* Entries:
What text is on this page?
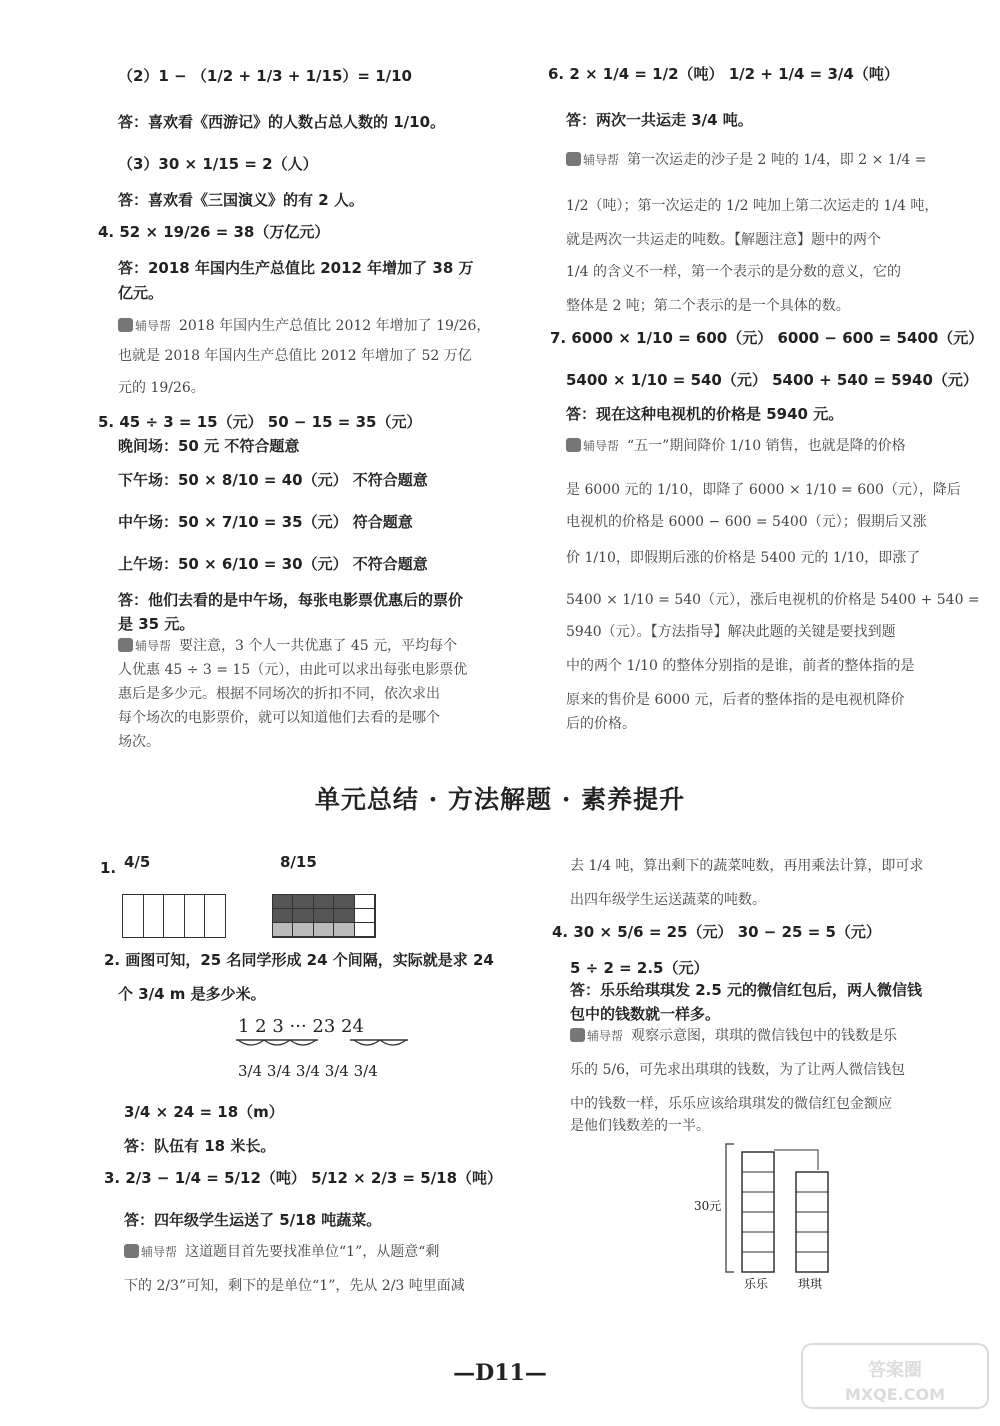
（2）1 − （1/2 + 1/3 + 1/15）= 1/10
答：喜欢看《西游记》的人数占总人数的 1/10。
（3）30 × 1/15 = 2（人）
答：喜欢看《三国演义》的有 2 人。
4. 52 × 19/26 = 38（万亿元）
答：2018 年国内生产总值比 2012 年增加了 38 万
亿元。
辅导帮 2018 年国内生产总值比 2012 年增加了 19/26，
也就是 2018 年国内生产总值比 2012 年增加了 52 万亿
元的 19/26。
5. 45 ÷ 3 = 15（元） 50 − 15 = 35（元）
晚间场：50 元 不符合题意
下午场：50 × 8/10 = 40（元） 不符合题意
中午场：50 × 7/10 = 35（元） 符合题意
上午场：50 × 6/10 = 30（元） 不符合题意
答：他们去看的是中午场，每张电影票优惠后的票价
是 35 元。
辅导帮 要注意，3 个人一共优惠了 45 元，平均每个
人优惠 45 ÷ 3 = 15（元），由此可以求出每张电影票优
惠后是多少元。根据不同场次的折扣不同，依次求出
每个场次的电影票价，就可以知道他们去看的是哪个
场次。
6. 2 × 1/4 = 1/2（吨） 1/2 + 1/4 = 3/4（吨）
答：两次一共运走 3/4 吨。
辅导帮 第一次运走的沙子是 2 吨的 1/4，即 2 × 1/4 =
1/2（吨）；第一次运走的 1/2 吨加上第二次运走的 1/4 吨，
就是两次一共运走的吨数。【解题注意】题中的两个
1/4 的含义不一样，第一个表示的是分数的意义，它的
整体是 2 吨；第二个表示的是一个具体的数。
7. 6000 × 1/10 = 600（元） 6000 − 600 = 5400（元）
5400 × 1/10 = 540（元） 5400 + 540 = 5940（元）
答：现在这种电视机的价格是 5940 元。
辅导帮 “五一”期间降价 1/10 销售，也就是降的价格
是 6000 元的 1/10，即降了 6000 × 1/10 = 600（元），降后
电视机的价格是 6000 − 600 = 5400（元）；假期后又涨
价 1/10，即假期后涨的价格是 5400 元的 1/10，即涨了
5400 × 1/10 = 540（元），涨后电视机的价格是 5400 + 540 =
5940（元）。【方法指导】解决此题的关键是要找到题
中的两个 1/10 的整体分别指的是谁，前者的整体指的是
原来的售价是 6000 元，后者的整体指的是电视机降价
后的价格。
单元总结 · 方法解题 · 素养提升
1. 4/5	8/15
2. 画图可知，25 名同学形成 24 个间隔，实际就是求 24
个 3/4 m 是多少米。
1 2 3 ··· 23 24
3/4 3/4 3/4 3/4 3/4
3/4 × 24 = 18（m）
答：队伍有 18 米长。
3. 2/3 − 1/4 = 5/12（吨） 5/12 × 2/3 = 5/18（吨）
答：四年级学生运送了 5/18 吨蔬菜。
辅导帮 这道题目首先要找准单位“1”，从题意“剩
下的 2/3”可知，剩下的是单位“1”，先从 2/3 吨里面减
去 1/4 吨，算出剩下的蔬菜吨数，再用乘法计算，即可求
出四年级学生运送蔬菜的吨数。
4. 30 × 5/6 = 25（元） 30 − 25 = 5（元）
5 ÷ 2 = 2.5（元）
答：乐乐给琪琪发 2.5 元的微信红包后，两人微信钱
包中的钱数就一样多。
辅导帮 观察示意图，琪琪的微信钱包中的钱数是乐
乐的 5/6，可先求出琪琪的钱数，为了让两人微信钱包
中的钱数一样，乐乐应该给琪琪发的微信红包金额应
是他们钱数差的一半。
30元
乐乐 琪琪
—D11—	答案圈
MXQE.COM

* Short task: Scan the material above for the string "不符合题意" and report each line where you find it.

* The output:
晚间场：50 元 不符合题意
下午场：50 × 8/10 = 40（元） 不符合题意
上午场：50 × 6/10 = 30（元） 不符合题意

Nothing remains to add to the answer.